WHAT THIS TASK INVOLVES:
Identify the lines that contain the word "اپنے" and copy each one.

Data entries

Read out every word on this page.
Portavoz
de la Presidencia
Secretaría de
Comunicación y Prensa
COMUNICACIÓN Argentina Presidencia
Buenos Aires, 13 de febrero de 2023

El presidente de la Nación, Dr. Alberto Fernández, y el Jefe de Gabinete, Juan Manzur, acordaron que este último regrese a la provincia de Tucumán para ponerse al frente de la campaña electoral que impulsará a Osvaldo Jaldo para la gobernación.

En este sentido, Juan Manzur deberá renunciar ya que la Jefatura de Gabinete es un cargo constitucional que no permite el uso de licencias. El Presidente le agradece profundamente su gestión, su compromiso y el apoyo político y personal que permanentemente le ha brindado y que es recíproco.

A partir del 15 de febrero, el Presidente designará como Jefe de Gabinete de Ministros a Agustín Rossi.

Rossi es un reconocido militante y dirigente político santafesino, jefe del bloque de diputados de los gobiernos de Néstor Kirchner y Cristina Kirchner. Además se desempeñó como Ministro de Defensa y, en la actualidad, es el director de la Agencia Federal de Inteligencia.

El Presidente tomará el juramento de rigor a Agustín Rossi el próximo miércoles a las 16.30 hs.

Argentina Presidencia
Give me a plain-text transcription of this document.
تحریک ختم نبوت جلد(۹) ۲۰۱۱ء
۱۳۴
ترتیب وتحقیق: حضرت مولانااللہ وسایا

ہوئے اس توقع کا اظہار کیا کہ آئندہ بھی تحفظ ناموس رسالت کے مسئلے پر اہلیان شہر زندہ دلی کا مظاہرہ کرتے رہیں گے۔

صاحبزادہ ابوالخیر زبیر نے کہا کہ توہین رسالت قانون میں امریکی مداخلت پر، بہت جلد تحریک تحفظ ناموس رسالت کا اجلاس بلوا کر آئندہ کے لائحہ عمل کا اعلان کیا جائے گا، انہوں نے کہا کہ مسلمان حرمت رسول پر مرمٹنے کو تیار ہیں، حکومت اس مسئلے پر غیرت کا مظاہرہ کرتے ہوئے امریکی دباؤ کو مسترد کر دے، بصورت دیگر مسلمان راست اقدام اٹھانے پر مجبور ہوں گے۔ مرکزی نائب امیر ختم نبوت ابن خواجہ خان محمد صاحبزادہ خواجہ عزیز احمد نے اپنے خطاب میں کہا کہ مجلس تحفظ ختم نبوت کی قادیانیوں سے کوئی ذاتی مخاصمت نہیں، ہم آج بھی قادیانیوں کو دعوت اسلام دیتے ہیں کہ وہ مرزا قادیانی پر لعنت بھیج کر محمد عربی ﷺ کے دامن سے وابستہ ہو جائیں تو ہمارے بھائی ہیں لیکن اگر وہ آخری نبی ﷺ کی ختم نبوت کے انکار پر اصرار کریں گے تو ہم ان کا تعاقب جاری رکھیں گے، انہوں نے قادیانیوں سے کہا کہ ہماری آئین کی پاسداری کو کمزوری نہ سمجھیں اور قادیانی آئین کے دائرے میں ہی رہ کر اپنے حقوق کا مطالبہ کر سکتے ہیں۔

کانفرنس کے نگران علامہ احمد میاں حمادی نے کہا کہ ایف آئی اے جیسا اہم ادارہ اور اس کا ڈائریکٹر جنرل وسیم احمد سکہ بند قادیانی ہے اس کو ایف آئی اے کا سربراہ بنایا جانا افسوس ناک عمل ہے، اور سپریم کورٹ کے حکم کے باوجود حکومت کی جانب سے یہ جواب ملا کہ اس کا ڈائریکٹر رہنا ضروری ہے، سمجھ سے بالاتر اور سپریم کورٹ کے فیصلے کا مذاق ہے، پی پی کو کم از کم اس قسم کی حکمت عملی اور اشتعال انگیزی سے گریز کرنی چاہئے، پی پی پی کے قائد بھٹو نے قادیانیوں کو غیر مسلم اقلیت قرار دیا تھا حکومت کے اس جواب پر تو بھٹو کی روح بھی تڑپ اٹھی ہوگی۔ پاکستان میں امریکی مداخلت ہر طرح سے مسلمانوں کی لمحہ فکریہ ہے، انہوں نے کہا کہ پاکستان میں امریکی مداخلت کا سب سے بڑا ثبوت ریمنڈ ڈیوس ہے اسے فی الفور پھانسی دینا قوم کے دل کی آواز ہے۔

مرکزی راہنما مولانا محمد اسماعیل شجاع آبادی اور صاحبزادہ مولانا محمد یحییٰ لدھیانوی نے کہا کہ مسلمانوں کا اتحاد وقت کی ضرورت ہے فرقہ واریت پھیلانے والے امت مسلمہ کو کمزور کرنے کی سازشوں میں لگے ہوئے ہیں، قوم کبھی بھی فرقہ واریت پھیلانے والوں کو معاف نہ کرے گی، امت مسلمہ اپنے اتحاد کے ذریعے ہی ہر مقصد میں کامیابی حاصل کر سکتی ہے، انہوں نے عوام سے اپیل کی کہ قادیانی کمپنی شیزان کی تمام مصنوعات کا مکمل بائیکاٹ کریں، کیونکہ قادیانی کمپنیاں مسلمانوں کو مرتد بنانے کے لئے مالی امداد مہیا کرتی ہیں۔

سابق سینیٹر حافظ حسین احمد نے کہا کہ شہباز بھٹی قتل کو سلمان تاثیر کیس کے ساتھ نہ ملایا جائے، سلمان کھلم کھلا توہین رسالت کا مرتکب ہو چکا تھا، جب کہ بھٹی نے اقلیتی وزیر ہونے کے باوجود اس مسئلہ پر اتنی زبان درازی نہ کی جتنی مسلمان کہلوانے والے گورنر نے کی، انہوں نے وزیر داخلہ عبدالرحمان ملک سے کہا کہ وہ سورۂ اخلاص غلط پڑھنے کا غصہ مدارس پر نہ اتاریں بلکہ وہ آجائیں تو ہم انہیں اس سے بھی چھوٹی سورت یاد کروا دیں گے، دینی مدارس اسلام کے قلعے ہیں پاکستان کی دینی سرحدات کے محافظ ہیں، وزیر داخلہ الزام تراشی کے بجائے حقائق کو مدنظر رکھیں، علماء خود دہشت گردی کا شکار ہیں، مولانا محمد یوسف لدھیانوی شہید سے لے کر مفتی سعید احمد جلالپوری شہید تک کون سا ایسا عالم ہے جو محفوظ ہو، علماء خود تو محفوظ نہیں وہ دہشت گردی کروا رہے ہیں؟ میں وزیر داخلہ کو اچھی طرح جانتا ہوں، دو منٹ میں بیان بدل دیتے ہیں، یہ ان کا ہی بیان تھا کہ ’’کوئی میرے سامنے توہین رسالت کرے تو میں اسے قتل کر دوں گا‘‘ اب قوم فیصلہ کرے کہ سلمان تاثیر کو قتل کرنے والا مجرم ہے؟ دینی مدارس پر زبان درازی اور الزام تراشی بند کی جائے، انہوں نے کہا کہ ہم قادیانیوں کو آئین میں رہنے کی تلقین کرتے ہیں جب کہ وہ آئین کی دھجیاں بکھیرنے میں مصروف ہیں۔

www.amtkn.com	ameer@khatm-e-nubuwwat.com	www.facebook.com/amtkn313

WRITTEN ANSWER:
صاحبزادہ ابوالخیر زبیر نے کہا کہ توہین رسالت قانون میں امریکی مداخلت پر، بہت جلد تحریک تحفظ ناموس رسالت کا اجلاس بلوا کر آئندہ کے لائحہ عمل کا اعلان کیا جائے گا، انہوں نے کہا کہ مسلمان حرمت رسول پر مرمٹنے کو تیار ہیں، حکومت اس مسئلے پر غیرت کا مظاہرہ کرتے ہوئے امریکی دباؤ کو مسترد کر دے، بصورت دیگر مسلمان راست اقدام اٹھانے پر مجبور ہوں گے۔ مرکزی نائب امیر ختم نبوت ابن خواجہ خان محمد صاحبزادہ خواجہ عزیز احمد نے اپنے خطاب میں کہا کہ مجلس تحفظ ختم نبوت کی قادیانیوں سے کوئی ذاتی مخاصمت نہیں، ہم آج بھی قادیانیوں کو دعوت اسلام دیتے ہیں کہ وہ مرزا قادیانی پر لعنت بھیج کر محمد عربی ﷺ کے دامن سے وابستہ ہو جائیں تو ہمارے بھائی ہیں لیکن اگر وہ آخری نبی ﷺ کی ختم نبوت کے انکار پر اصرار کریں گے تو ہم ان کا تعاقب جاری رکھیں گے، انہوں نے قادیانیوں سے کہا کہ ہماری آئین کی پاسداری کو کمزوری نہ سمجھیں اور قادیانی آئین کے دائرے میں ہی رہ کر اپنے حقوق کا مطالبہ کر سکتے ہیں۔
مرکزی راہنما مولانا محمد اسماعیل شجاع آبادی اور صاحبزادہ مولانا محمد یحییٰ لدھیانوی نے کہا کہ مسلمانوں کا اتحاد وقت کی ضرورت ہے فرقہ واریت پھیلانے والے امت مسلمہ کو کمزور کرنے کی سازشوں میں لگے ہوئے ہیں، قوم کبھی بھی فرقہ واریت پھیلانے والوں کو معاف نہ کرے گی، امت مسلمہ اپنے اتحاد کے ذریعے ہی ہر مقصد میں کامیابی حاصل کر سکتی ہے، انہوں نے عوام سے اپیل کی کہ قادیانی کمپنی شیزان کی تمام مصنوعات کا مکمل بائیکاٹ کریں، کیونکہ قادیانی کمپنیاں مسلمانوں کو مرتد بنانے کے لئے مالی امداد مہیا کرتی ہیں۔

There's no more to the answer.